- WHAT YOU SHOULD DO -
Set down exactly, and only, the lines from the one with "Give me a plain-text" to the final line of the entries, both included.

··········

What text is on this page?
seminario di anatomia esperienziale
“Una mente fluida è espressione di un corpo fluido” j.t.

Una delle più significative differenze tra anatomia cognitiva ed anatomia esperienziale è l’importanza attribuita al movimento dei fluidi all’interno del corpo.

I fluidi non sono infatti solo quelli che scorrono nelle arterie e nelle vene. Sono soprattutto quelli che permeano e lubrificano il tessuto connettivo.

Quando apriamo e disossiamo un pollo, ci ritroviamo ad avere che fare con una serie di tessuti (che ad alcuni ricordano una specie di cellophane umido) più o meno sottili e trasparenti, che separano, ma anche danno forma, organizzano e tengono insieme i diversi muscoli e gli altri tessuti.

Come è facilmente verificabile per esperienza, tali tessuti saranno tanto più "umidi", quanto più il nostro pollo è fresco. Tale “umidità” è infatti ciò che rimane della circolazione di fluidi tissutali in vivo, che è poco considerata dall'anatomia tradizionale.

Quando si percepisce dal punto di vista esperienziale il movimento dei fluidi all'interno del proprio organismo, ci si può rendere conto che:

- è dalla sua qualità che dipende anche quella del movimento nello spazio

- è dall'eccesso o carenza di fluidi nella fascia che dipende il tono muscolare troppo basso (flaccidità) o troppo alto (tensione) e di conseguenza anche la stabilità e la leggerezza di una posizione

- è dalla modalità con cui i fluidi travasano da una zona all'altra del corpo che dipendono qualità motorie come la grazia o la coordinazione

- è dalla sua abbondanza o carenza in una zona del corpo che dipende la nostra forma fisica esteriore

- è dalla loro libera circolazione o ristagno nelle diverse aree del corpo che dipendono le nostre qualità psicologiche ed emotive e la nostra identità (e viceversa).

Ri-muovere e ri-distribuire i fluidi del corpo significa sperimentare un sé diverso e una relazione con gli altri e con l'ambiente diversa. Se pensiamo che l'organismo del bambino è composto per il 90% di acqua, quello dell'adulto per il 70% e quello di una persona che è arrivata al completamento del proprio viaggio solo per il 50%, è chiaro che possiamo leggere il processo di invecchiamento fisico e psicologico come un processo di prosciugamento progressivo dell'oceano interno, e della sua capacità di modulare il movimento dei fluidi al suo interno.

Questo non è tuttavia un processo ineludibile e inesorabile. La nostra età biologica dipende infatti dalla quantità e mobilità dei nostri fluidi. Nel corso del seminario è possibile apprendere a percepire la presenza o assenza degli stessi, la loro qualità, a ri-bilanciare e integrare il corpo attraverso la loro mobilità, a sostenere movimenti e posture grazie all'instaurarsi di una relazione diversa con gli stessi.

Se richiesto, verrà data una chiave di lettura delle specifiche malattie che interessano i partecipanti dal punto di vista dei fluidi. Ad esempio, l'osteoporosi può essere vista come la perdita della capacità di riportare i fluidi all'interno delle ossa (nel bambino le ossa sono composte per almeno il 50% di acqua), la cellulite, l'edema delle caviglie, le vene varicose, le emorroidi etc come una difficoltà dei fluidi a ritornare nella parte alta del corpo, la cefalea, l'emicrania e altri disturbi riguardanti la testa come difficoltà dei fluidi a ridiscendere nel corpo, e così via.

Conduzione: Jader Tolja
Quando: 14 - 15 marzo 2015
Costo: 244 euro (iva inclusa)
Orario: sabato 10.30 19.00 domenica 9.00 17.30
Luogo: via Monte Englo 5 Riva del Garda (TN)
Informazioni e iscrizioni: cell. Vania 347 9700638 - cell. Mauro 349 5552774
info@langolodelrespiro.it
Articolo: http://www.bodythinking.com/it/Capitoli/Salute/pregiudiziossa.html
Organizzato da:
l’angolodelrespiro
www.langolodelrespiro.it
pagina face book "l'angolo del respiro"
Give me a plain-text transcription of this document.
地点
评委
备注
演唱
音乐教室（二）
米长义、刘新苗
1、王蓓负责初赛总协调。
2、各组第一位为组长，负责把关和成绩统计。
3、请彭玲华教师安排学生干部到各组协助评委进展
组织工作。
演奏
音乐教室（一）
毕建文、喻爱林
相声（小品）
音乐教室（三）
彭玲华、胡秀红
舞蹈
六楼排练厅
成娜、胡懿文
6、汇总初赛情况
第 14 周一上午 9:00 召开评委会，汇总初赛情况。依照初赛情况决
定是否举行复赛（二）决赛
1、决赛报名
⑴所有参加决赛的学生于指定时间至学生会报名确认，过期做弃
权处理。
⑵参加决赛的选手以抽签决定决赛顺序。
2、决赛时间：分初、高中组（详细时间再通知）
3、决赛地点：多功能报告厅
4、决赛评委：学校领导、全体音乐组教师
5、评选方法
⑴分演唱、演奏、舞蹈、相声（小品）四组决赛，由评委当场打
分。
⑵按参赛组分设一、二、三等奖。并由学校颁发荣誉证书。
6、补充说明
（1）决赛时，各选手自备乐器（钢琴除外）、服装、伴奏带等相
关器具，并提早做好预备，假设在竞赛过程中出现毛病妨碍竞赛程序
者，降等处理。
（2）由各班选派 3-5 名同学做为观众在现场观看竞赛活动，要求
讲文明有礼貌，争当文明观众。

··········

- EXERCISE RESULT -
Give me a plain-text transcription of this document.
地点
评委
备注
演唱
音乐教室（二）
米长义、刘新苗
1、王蓓负责初赛总协调。
2、各组第一位为组长，负责把关和成绩统计。
3、请彭玲华教师安排学生干部到各组协助评委进展
组织工作。
演奏
音乐教室（一）
毕建文、喻爱林
相声（小品）
音乐教室（三）
彭玲华、胡秀红
舞蹈
六楼排练厅
成娜、胡懿文
6、汇总初赛情况
第 14 周一上午 9:00 召开评委会，汇总初赛情况。依照初赛情况决
定是否举行复赛（二）决赛
1、决赛报名
⑴所有参加决赛的学生于指定时间至学生会报名确认，过期做弃
权处理。
⑵参加决赛的选手以抽签决定决赛顺序。
2、决赛时间：分初、高中组（详细时间再通知）
3、决赛地点：多功能报告厅
4、决赛评委：学校领导、全体音乐组教师
5、评选方法
⑴分演唱、演奏、舞蹈、相声（小品）四组决赛，由评委当场打
分。
⑵按参赛组分设一、二、三等奖。并由学校颁发荣誉证书。
6、补充说明
（1）决赛时，各选手自备乐器（钢琴除外）、服装、伴奏带等相
关器具，并提早做好预备，假设在竞赛过程中出现毛病妨碍竞赛程序
者，降等处理。
（2）由各班选派 3-5 名同学做为观众在现场观看竞赛活动，要求
讲文明有礼貌，争当文明观众。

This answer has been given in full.